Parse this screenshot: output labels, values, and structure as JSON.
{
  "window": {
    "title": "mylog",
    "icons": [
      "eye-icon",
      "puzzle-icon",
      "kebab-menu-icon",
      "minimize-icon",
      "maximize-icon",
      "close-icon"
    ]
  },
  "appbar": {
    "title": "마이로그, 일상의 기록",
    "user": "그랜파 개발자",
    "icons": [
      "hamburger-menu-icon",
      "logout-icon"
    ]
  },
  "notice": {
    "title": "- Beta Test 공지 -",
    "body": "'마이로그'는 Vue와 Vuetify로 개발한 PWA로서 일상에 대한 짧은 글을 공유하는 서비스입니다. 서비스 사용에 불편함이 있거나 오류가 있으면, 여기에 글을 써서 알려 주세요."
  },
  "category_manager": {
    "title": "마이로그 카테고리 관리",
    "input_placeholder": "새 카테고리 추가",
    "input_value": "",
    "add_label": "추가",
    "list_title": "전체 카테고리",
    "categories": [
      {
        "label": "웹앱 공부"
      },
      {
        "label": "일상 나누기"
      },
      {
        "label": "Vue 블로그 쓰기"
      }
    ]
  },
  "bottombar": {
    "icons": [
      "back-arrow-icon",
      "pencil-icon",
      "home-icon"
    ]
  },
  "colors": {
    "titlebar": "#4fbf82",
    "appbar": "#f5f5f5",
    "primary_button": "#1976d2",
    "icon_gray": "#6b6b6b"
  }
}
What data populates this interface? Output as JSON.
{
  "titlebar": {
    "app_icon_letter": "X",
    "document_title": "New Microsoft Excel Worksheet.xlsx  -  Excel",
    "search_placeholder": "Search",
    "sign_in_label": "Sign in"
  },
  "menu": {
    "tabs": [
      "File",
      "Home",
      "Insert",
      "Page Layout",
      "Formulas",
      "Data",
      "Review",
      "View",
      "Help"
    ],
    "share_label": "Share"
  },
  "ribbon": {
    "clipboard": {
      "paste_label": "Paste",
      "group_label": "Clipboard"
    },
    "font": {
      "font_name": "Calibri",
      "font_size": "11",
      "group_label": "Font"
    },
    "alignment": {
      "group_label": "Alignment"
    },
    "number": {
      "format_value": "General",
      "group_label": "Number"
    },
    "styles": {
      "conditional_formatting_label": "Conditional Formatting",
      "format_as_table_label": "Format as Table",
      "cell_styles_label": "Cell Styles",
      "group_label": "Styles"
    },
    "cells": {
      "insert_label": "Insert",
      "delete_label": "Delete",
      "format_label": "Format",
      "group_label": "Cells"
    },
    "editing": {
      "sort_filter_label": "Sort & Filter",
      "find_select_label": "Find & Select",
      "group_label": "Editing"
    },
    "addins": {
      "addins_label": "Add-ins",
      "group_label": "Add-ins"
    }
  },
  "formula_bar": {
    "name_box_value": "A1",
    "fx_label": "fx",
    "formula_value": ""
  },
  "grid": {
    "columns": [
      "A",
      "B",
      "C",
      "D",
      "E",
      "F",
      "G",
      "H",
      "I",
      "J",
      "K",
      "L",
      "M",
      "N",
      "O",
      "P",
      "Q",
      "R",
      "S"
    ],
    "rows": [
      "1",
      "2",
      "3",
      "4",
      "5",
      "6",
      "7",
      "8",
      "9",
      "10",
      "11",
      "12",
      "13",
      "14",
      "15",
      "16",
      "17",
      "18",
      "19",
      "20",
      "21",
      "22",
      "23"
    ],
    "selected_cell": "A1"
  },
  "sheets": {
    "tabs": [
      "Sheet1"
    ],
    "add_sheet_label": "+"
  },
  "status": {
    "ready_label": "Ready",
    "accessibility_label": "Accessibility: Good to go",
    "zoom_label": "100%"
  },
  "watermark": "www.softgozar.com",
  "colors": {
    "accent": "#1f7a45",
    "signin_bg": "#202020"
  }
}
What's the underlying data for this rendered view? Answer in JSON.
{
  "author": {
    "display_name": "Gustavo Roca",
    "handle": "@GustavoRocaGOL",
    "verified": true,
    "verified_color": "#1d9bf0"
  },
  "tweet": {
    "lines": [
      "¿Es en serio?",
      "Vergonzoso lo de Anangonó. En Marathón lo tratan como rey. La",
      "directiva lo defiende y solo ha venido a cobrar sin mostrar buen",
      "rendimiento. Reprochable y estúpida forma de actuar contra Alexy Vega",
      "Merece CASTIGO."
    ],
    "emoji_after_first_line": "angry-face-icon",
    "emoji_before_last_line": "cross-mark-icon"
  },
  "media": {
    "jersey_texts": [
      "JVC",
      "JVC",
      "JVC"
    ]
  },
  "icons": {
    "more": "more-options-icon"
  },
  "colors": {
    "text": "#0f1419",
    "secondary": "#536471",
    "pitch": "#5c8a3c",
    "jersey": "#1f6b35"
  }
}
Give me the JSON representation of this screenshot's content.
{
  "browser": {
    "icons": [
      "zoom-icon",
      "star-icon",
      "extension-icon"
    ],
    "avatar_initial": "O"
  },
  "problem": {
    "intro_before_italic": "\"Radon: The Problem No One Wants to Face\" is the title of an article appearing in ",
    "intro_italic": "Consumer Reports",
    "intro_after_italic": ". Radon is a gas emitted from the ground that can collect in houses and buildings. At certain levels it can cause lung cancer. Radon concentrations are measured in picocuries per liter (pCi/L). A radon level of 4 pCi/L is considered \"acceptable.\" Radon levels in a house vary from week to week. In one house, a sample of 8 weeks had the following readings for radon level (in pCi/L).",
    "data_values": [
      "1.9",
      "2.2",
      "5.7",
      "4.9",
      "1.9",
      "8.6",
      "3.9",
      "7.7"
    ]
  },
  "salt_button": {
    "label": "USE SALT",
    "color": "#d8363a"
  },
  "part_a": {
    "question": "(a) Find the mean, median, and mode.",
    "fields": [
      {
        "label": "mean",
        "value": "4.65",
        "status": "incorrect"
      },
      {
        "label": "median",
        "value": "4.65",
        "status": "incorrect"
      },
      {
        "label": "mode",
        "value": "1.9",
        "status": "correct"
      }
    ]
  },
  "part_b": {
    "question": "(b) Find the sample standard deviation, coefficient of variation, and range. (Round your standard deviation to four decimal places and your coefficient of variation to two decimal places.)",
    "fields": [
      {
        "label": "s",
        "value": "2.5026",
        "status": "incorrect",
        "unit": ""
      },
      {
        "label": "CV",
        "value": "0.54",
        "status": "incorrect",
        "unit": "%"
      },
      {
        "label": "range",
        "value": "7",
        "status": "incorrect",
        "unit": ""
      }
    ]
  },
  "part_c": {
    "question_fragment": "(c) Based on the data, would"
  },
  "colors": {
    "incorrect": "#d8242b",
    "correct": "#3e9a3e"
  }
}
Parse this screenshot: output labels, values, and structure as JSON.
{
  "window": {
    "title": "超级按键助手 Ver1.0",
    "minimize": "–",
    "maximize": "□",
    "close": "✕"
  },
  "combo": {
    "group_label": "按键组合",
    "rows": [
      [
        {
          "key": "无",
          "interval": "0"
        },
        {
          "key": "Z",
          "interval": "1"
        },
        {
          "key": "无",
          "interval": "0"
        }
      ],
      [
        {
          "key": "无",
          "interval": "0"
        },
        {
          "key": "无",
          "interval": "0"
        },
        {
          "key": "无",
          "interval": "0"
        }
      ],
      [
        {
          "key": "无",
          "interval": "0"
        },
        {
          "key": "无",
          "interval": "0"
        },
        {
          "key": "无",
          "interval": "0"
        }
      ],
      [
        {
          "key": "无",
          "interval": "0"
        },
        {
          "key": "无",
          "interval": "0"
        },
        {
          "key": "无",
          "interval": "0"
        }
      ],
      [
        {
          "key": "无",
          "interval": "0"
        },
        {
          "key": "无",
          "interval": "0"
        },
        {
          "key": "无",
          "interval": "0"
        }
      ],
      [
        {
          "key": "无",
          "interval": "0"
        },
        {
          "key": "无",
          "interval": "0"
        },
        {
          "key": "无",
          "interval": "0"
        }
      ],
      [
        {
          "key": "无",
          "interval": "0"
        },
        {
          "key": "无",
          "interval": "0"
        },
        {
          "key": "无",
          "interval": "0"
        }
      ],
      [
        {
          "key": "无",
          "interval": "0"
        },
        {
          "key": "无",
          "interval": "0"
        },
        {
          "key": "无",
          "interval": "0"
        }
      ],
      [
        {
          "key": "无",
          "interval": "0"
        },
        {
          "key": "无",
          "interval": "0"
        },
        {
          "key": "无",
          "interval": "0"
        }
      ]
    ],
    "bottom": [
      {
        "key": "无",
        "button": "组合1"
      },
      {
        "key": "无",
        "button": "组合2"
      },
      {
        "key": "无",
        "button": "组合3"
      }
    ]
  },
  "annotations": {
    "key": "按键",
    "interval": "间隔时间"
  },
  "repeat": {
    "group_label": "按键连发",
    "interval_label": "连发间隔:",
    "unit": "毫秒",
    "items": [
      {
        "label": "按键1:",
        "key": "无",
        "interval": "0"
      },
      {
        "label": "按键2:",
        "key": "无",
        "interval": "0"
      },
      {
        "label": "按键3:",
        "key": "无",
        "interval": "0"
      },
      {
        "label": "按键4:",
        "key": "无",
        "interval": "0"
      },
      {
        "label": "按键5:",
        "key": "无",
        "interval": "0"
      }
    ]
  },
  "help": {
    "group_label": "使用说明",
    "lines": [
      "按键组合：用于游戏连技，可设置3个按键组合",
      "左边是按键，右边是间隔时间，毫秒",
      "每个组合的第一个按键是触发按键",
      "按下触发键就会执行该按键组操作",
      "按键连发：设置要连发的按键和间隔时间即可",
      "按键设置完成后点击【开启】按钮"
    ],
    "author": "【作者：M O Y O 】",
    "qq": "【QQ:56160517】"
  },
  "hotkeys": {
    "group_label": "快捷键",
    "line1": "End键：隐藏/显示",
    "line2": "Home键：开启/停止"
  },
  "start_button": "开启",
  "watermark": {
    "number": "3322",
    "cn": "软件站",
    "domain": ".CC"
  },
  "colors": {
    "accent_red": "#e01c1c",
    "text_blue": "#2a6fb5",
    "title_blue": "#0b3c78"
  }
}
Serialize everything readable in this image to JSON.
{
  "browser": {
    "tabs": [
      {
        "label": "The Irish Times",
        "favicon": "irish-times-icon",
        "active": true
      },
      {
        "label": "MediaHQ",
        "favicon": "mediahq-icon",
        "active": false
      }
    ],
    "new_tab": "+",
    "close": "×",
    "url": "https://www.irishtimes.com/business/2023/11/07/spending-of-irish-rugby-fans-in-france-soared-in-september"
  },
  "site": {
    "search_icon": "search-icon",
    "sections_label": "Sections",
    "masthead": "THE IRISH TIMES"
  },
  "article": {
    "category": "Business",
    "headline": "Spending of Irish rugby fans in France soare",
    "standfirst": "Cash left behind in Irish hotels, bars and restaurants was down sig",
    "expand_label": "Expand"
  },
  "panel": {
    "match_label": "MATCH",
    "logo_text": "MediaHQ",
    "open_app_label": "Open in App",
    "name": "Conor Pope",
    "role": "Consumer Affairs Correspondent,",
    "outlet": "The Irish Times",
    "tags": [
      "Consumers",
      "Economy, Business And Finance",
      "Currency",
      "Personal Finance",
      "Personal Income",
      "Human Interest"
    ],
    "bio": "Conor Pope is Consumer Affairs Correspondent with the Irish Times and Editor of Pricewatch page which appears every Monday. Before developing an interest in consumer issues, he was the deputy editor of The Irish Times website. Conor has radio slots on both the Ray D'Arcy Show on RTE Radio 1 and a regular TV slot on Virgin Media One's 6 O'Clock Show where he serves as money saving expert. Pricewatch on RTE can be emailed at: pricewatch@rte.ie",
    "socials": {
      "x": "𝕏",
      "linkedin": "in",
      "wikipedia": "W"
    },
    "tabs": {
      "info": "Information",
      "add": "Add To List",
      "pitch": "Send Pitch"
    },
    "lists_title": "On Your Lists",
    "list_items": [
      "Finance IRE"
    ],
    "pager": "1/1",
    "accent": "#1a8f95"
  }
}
====
§ **Task brief**
Pull out all lines of the data with the string "마이로그".

§ **Task solution**
    "title": "마이로그, 일상의 기록",
    "body": "'마이로그'는 Vue와 Vuetify로 개발한 PWA로서 일상에 대한 짧은 글을 공유하는 서비스입니다. 서비스 사용에 불편함이 있거나 오류가 있으면, 여기에 글을 써서 알려 주세요."
    "title": "마이로그 카테고리 관리",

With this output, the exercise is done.